The request: Copy out each line that has "입찰보증금은" in it.

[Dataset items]
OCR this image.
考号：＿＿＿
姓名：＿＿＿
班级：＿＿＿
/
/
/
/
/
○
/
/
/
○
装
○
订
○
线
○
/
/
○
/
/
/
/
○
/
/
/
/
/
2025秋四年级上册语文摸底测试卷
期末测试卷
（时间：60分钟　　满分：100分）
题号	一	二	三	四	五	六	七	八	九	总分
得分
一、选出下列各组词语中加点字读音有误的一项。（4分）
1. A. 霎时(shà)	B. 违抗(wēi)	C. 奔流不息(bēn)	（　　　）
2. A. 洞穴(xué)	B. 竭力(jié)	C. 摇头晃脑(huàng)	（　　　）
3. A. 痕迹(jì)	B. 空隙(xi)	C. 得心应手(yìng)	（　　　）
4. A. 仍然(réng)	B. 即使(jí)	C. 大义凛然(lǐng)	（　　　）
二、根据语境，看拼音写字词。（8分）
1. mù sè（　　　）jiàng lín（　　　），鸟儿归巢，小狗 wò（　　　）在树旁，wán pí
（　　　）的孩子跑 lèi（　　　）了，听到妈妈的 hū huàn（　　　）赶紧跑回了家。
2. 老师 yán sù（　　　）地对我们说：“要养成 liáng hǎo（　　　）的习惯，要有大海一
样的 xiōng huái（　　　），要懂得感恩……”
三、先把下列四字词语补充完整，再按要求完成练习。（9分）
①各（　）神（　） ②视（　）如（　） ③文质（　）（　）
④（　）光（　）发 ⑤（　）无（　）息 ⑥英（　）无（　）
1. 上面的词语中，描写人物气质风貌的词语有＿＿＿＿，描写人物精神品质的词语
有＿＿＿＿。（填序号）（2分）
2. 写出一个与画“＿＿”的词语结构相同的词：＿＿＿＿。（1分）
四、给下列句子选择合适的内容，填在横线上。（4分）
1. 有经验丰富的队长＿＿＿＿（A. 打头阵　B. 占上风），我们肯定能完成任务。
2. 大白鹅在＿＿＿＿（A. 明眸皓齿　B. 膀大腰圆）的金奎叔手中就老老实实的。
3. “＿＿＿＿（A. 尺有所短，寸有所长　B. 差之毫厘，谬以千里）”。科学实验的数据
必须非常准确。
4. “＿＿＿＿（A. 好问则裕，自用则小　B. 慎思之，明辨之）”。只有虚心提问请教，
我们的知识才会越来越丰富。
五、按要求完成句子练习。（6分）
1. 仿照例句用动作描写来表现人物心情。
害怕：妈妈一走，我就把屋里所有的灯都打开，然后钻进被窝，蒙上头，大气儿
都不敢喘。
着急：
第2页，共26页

==

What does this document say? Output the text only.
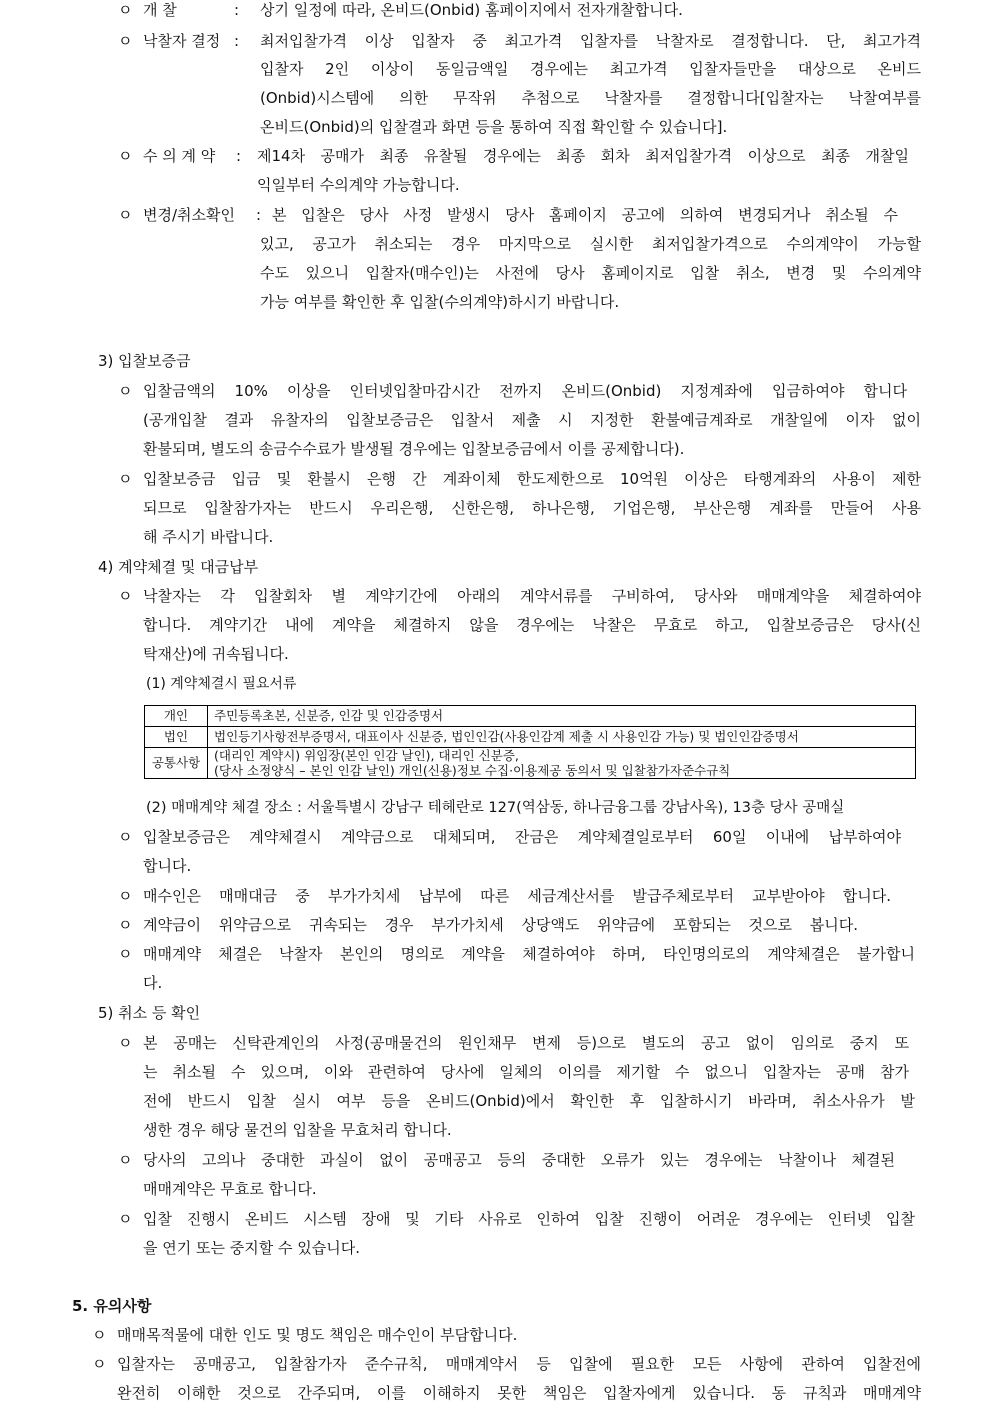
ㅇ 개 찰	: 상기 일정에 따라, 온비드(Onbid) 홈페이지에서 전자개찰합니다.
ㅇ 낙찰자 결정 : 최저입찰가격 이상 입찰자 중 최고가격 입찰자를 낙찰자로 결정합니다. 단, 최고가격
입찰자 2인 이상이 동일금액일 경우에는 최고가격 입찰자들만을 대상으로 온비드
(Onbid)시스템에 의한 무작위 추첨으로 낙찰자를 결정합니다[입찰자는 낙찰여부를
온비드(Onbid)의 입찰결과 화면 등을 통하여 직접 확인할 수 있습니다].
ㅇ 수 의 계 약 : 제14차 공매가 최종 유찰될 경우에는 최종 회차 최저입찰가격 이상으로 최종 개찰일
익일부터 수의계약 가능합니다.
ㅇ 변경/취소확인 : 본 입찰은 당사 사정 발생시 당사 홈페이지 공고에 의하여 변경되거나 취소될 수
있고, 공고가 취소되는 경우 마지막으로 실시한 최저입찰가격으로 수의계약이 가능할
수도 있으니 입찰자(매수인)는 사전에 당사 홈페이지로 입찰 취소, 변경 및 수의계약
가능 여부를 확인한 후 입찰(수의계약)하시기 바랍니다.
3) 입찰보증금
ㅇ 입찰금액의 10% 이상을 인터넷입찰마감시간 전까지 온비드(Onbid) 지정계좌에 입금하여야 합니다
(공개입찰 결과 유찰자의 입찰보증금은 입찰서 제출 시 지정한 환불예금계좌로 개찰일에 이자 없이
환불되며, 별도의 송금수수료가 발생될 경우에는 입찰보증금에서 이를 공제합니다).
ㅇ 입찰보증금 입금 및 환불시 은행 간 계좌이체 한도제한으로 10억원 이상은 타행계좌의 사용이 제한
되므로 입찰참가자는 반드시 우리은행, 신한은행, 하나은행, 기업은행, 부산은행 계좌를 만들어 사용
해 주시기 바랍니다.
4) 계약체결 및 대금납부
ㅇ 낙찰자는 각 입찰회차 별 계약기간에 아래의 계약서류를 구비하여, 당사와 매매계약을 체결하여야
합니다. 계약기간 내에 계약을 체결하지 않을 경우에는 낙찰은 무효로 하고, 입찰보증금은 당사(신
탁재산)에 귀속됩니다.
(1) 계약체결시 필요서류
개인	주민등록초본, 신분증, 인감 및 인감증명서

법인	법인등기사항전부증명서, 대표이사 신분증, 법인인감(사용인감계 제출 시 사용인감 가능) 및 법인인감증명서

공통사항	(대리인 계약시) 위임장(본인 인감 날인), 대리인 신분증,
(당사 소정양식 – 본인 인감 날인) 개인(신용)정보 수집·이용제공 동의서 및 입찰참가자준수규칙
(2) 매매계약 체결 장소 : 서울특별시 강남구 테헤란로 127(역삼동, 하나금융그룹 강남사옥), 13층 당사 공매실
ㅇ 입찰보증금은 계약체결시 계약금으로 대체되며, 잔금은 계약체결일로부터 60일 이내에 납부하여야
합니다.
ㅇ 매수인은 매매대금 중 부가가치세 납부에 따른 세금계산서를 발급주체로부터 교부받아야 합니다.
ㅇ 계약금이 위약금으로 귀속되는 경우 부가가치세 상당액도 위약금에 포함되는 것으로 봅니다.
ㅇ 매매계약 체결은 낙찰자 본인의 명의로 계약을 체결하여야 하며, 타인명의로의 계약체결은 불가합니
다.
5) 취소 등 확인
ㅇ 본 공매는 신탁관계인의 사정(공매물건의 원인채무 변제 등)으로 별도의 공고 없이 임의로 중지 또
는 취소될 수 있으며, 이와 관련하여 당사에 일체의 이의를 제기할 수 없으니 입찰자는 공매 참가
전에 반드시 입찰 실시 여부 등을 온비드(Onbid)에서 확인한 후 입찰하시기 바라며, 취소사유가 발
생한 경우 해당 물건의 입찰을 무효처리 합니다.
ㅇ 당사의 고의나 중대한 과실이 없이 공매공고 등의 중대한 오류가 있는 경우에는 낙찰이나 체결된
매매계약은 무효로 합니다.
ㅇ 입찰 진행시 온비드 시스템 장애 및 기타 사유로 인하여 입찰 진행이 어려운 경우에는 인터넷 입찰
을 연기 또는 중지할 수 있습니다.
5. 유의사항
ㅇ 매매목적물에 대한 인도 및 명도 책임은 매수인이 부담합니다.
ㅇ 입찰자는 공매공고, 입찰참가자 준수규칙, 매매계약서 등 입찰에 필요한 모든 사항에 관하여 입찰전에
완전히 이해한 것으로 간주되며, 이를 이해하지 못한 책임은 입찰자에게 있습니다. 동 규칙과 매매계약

...

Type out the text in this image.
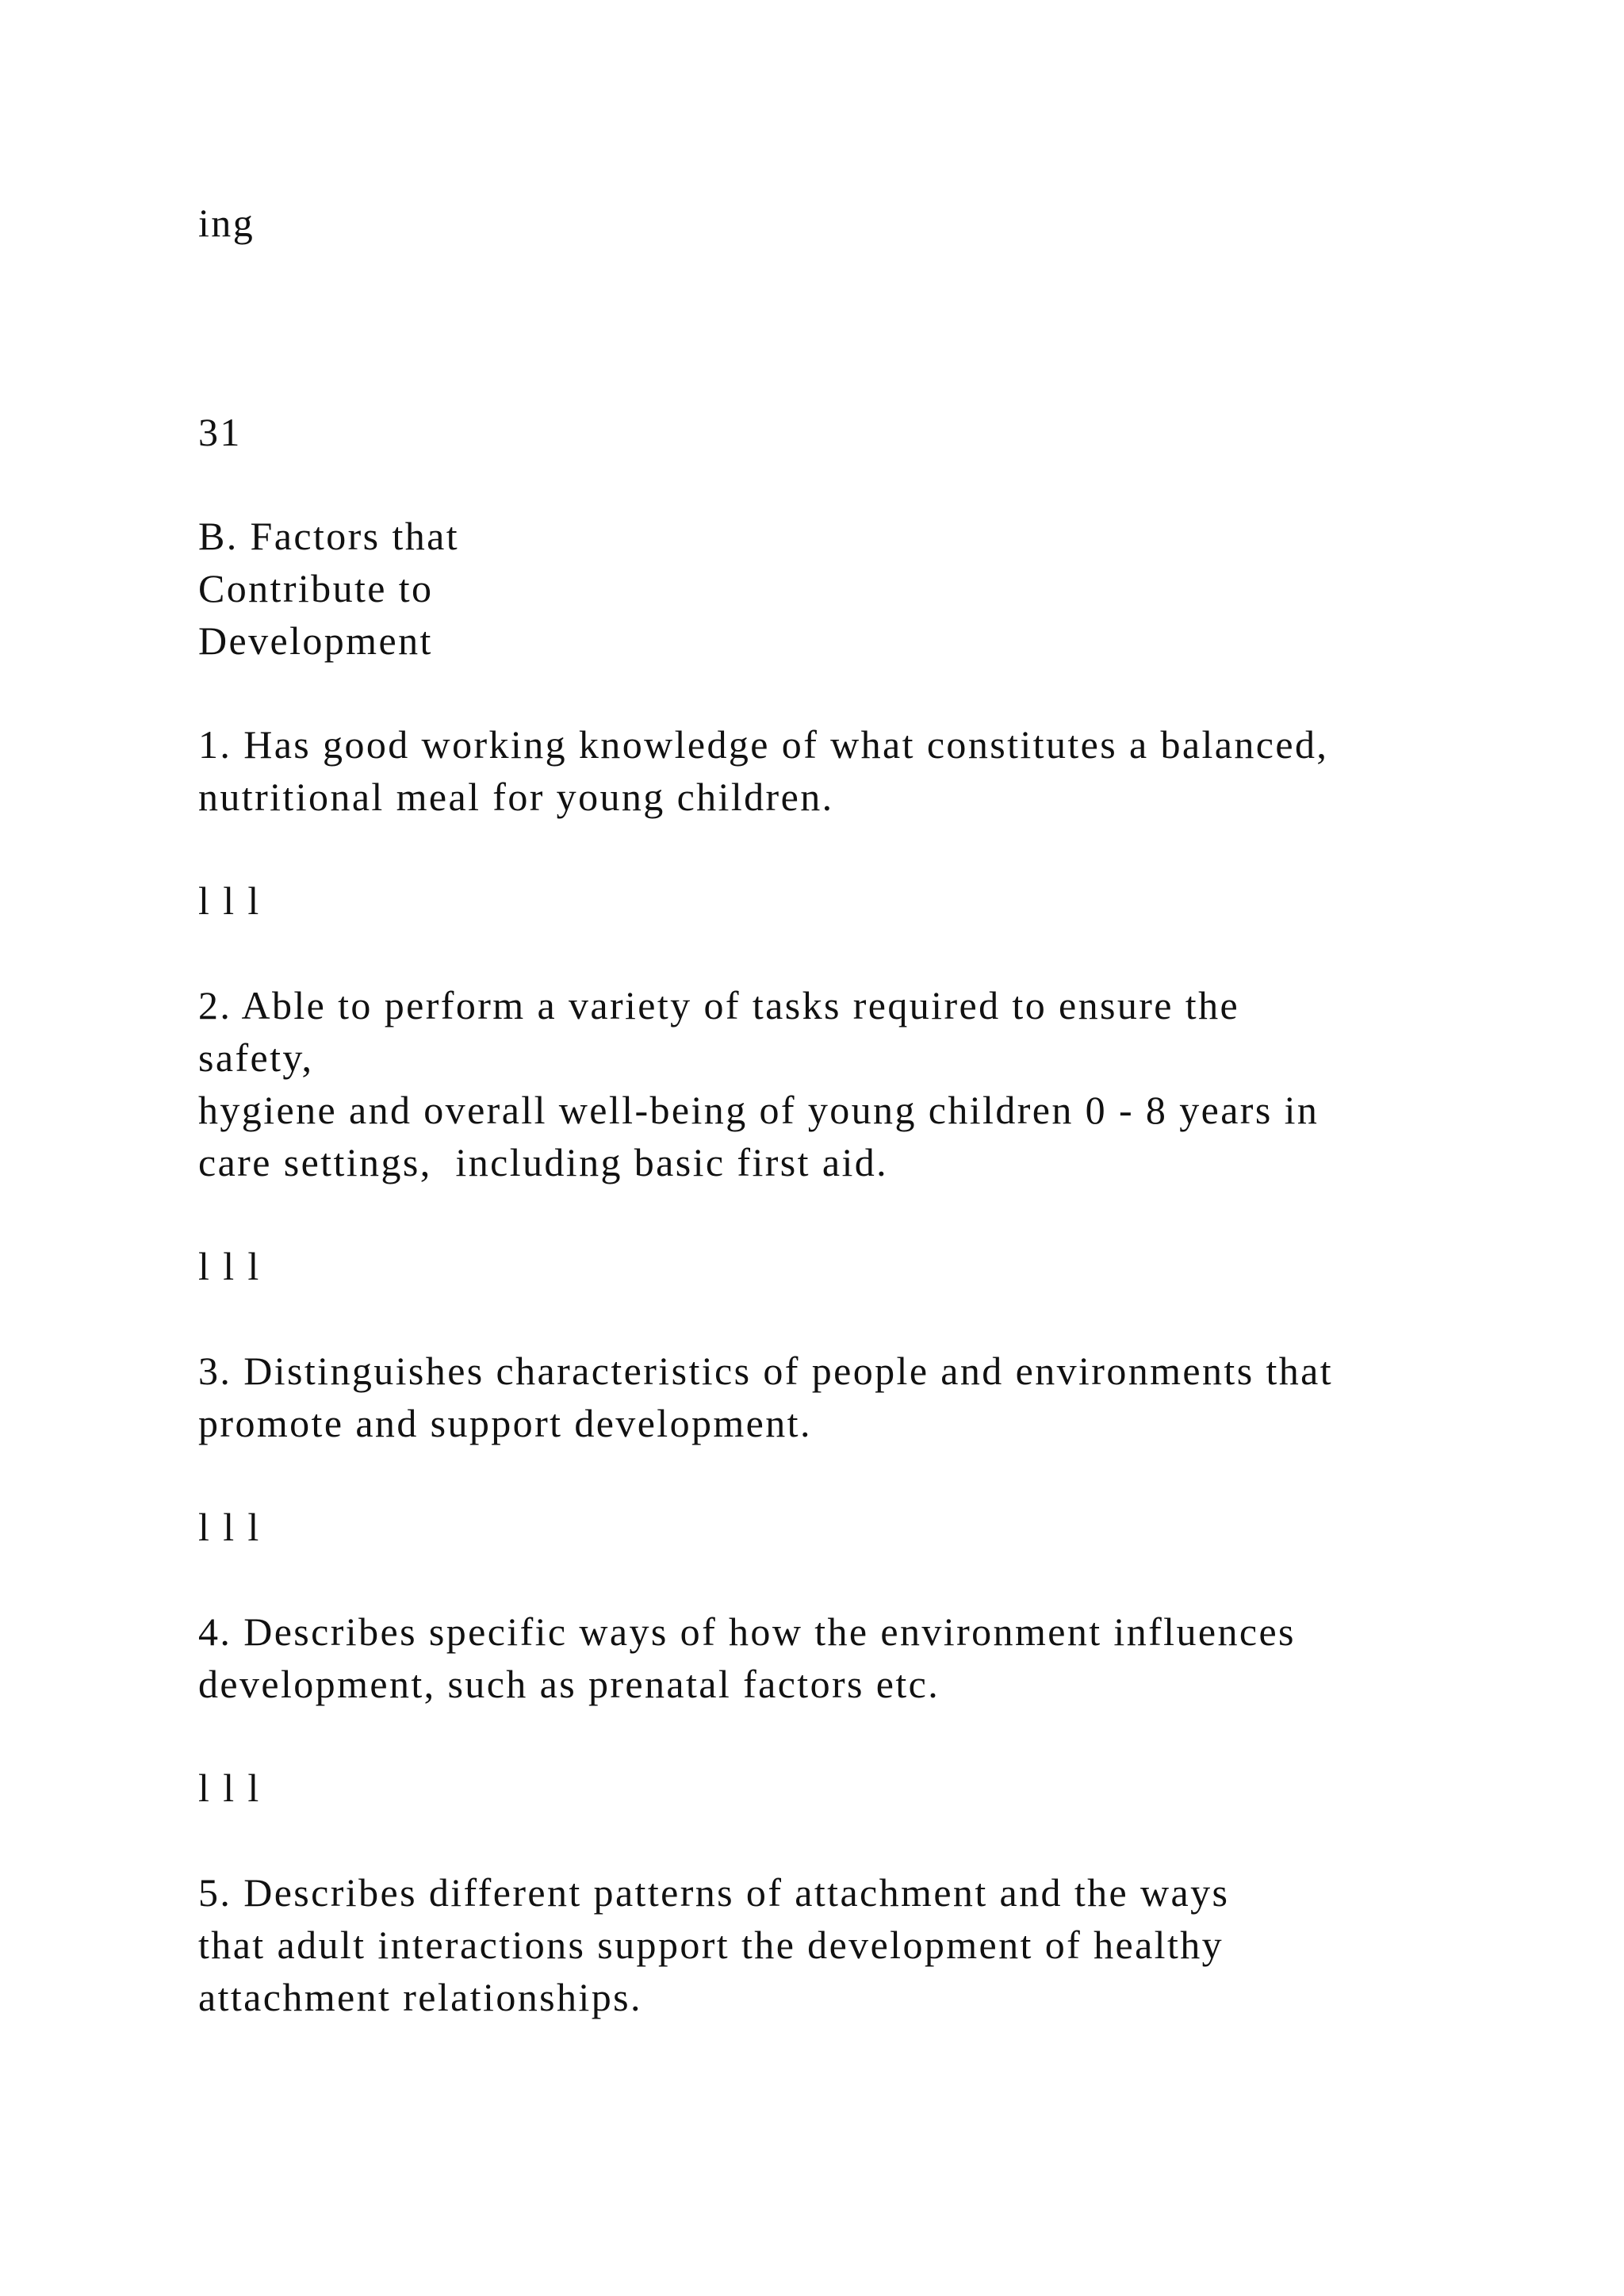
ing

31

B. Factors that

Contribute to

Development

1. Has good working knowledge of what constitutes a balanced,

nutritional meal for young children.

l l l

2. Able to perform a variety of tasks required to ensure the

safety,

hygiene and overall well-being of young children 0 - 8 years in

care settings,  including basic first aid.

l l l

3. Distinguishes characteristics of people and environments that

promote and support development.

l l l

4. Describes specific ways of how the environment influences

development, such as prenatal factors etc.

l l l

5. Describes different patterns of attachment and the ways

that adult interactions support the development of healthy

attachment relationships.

Exercise response:
(공개입찰 결과 유찰자의 입찰보증금은 입찰서 제출 시 지정한 환불예금계좌로 개찰일에 이자 없이
합니다. 계약기간 내에 계약을 체결하지 않을 경우에는 낙찰은 무효로 하고, 입찰보증금은 당사(신
ㅇ 입찰보증금은 계약체결시 계약금으로 대체되며, 잔금은 계약체결일로부터 60일 이내에 납부하여야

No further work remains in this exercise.